-- Start of Records provided --
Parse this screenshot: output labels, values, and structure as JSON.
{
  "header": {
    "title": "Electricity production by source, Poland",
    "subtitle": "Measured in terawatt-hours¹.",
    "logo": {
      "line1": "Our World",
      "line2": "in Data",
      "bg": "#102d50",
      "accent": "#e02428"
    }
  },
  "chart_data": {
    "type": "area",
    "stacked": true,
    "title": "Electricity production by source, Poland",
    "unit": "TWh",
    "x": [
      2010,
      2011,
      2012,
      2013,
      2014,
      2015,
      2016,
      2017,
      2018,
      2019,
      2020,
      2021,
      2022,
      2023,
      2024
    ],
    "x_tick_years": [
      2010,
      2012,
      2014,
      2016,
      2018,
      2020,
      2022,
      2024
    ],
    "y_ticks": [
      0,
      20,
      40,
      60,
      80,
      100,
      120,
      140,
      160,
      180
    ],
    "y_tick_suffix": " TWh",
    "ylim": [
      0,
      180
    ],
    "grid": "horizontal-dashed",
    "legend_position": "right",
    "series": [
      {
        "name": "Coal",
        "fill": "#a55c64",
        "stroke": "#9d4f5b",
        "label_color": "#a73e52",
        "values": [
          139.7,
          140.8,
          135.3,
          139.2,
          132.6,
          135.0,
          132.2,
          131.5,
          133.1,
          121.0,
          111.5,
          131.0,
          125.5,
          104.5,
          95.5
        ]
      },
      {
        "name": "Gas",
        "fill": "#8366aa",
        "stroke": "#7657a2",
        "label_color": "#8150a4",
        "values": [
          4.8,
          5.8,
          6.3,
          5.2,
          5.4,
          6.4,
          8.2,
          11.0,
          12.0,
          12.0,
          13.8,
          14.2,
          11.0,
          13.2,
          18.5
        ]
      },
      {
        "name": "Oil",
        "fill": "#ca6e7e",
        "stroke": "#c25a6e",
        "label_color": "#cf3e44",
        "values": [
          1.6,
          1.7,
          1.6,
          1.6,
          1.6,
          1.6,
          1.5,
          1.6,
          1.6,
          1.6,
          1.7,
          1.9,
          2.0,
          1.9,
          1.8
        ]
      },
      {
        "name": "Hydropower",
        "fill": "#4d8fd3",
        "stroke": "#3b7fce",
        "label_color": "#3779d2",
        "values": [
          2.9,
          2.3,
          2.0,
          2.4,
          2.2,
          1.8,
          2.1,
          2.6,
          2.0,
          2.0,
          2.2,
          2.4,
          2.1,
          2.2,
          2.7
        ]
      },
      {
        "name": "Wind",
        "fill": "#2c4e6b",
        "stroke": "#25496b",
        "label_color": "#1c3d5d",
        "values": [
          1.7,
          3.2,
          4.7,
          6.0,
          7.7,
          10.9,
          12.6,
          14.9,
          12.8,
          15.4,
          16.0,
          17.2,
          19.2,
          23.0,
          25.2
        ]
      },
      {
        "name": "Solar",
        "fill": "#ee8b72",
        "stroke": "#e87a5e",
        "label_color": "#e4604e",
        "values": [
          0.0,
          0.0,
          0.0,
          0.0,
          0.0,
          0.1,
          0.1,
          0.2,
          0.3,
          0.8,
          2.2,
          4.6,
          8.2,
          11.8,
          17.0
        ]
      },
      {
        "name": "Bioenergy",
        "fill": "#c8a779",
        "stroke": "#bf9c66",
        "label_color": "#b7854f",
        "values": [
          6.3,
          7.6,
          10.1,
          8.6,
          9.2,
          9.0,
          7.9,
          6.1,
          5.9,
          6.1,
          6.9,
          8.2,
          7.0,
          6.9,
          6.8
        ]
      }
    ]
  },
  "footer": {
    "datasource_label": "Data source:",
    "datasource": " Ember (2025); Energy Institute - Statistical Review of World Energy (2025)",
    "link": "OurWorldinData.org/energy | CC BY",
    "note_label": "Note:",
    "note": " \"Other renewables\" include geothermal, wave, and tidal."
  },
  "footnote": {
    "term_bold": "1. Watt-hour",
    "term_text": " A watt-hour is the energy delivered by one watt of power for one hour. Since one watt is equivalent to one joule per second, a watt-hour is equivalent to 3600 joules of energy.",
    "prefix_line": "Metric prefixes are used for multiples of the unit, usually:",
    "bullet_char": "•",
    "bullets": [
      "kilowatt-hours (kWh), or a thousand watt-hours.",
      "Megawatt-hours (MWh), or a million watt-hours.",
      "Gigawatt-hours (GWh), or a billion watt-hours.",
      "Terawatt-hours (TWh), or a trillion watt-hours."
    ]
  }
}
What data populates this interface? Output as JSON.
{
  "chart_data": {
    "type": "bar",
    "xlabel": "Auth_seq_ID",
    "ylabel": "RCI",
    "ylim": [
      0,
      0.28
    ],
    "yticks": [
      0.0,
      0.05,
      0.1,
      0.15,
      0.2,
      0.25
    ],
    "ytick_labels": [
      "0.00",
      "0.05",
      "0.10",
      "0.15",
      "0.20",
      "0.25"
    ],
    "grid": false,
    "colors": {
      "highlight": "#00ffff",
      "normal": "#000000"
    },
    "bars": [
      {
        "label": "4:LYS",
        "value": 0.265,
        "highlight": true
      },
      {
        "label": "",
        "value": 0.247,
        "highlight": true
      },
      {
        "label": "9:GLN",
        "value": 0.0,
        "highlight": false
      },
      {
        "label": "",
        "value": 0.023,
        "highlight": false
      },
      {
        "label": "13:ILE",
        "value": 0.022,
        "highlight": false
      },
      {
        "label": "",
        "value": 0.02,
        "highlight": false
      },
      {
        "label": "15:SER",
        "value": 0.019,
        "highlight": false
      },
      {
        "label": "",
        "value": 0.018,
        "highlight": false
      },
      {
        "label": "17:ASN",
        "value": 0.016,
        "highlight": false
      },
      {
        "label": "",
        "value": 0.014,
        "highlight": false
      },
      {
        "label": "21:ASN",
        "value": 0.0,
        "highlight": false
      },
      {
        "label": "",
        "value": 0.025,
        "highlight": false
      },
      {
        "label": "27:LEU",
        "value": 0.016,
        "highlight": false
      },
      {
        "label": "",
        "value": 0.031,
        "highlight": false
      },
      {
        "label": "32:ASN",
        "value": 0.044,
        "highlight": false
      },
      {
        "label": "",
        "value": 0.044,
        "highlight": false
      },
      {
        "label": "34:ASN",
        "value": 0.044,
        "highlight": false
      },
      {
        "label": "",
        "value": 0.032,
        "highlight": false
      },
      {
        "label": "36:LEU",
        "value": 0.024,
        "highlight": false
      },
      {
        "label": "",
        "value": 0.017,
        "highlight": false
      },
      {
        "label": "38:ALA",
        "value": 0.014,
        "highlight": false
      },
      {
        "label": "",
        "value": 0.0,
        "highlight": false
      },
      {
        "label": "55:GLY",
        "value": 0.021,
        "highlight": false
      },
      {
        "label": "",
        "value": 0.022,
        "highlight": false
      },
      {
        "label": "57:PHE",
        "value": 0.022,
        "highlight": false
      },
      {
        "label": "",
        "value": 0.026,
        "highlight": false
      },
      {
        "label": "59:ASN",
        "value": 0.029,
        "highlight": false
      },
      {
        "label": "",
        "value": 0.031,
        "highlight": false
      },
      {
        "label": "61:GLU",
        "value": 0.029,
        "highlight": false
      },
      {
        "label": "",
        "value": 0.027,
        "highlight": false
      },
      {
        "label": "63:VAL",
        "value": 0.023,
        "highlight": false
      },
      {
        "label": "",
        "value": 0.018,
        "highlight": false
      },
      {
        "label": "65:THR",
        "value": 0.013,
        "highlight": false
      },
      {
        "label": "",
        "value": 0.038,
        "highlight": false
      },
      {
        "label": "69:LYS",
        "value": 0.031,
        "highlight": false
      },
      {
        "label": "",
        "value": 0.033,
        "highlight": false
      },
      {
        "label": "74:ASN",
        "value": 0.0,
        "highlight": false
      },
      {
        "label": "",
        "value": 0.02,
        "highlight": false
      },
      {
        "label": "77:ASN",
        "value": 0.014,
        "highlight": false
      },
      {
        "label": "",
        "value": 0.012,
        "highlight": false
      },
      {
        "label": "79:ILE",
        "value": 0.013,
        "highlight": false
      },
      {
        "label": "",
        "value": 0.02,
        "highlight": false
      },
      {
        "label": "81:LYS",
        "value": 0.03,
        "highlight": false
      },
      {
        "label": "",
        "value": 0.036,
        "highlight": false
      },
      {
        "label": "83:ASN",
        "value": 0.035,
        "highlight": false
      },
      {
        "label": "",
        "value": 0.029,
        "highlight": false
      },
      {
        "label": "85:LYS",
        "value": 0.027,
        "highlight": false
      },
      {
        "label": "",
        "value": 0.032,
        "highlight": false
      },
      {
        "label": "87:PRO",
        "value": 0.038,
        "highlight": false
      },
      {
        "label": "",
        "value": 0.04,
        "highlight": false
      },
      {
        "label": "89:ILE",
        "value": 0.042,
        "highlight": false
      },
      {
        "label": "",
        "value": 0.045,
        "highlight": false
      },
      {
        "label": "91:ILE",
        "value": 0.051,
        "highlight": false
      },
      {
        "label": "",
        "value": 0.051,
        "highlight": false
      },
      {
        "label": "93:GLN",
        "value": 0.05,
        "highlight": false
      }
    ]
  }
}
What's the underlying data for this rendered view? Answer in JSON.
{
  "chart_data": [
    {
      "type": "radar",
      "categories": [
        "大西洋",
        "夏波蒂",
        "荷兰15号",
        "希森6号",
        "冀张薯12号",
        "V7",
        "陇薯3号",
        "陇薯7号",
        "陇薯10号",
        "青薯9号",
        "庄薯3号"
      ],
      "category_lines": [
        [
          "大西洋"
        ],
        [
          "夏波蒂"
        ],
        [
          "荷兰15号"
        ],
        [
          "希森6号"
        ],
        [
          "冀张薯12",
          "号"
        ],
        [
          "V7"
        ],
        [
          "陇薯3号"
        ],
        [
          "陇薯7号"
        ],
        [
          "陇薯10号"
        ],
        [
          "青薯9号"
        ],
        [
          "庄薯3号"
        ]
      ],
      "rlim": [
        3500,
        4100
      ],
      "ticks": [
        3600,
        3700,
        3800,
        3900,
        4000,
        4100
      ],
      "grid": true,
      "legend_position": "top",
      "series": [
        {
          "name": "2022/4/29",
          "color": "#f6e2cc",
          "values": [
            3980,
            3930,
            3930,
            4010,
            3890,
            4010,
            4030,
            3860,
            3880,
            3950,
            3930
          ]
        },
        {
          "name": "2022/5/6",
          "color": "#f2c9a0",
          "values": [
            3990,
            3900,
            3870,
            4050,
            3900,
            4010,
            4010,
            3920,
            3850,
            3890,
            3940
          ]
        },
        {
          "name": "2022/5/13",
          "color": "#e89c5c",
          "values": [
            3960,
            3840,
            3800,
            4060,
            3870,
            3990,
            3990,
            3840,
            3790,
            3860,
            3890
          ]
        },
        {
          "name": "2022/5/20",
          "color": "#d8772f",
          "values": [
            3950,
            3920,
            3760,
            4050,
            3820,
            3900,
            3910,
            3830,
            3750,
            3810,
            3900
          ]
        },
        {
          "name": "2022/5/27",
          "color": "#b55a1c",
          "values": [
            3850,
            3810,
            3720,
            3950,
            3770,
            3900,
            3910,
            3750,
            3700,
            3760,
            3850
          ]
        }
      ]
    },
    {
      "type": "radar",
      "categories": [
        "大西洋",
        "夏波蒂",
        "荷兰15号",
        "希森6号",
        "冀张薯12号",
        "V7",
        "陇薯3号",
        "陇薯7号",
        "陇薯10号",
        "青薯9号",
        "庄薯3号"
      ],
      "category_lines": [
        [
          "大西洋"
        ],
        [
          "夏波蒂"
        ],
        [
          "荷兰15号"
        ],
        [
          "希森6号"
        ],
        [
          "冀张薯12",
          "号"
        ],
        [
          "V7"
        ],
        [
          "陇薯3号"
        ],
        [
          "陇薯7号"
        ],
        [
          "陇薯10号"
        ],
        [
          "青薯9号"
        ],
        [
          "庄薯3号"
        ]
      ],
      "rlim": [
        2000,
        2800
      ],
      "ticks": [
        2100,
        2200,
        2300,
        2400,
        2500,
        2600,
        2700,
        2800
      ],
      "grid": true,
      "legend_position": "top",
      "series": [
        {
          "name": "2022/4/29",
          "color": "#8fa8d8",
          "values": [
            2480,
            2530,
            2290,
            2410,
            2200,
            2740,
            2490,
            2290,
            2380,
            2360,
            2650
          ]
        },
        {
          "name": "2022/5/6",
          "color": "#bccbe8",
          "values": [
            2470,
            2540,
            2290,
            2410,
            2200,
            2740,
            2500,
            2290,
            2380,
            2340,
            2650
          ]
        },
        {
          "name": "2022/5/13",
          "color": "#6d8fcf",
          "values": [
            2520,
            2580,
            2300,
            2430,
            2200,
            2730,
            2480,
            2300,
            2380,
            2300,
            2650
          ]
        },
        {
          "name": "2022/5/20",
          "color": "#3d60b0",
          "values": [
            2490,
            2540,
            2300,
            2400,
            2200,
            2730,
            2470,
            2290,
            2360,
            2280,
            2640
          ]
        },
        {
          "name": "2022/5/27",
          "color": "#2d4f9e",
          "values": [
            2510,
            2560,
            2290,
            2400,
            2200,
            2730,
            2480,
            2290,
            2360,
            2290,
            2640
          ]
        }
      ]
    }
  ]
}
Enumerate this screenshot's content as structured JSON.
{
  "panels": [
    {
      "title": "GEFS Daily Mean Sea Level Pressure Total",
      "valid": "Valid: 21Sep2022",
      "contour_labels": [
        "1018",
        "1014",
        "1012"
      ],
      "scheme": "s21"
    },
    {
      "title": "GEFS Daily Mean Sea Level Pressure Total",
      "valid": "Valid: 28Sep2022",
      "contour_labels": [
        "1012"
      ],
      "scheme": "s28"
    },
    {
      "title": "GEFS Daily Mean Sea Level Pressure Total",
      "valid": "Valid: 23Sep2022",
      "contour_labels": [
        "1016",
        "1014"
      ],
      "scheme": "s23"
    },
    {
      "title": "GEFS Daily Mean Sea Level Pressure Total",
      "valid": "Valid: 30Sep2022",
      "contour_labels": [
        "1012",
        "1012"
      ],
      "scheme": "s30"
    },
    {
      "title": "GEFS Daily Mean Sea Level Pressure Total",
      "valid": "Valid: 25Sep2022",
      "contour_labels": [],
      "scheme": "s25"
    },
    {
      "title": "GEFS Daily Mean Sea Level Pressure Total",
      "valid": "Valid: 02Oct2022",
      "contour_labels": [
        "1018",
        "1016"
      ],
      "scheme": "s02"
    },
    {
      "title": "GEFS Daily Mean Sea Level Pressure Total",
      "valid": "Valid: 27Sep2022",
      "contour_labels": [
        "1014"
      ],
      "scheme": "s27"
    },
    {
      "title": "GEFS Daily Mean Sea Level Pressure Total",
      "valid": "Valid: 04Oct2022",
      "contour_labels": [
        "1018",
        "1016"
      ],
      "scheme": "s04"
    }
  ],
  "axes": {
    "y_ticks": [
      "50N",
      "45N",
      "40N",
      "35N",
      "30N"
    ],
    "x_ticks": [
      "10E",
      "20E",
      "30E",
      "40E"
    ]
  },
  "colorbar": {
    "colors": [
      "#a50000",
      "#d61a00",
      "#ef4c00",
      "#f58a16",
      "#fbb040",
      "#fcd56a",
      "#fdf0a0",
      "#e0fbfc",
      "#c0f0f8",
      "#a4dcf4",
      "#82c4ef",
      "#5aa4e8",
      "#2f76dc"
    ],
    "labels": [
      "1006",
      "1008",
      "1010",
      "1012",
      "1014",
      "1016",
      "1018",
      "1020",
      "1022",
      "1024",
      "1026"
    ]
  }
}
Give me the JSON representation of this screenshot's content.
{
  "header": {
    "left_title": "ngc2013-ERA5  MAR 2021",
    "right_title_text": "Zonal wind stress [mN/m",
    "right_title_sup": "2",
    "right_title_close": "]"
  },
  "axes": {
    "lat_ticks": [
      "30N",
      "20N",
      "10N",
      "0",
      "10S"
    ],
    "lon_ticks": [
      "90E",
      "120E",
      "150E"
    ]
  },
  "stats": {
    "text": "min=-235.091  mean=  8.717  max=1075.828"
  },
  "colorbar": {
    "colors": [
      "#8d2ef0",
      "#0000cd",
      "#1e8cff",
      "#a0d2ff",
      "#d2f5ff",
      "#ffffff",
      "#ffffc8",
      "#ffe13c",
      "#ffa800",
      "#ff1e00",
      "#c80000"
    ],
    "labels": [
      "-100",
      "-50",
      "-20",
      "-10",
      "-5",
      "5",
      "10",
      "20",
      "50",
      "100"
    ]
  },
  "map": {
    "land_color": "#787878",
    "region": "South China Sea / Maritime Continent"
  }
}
-- End of Records provided --
# To be done
Out of the records, collect only those lines that contain the string "What".

# Full response
What data populates this interface? Output as JSON.
What's the underlying data for this rendered view? Answer in JSON.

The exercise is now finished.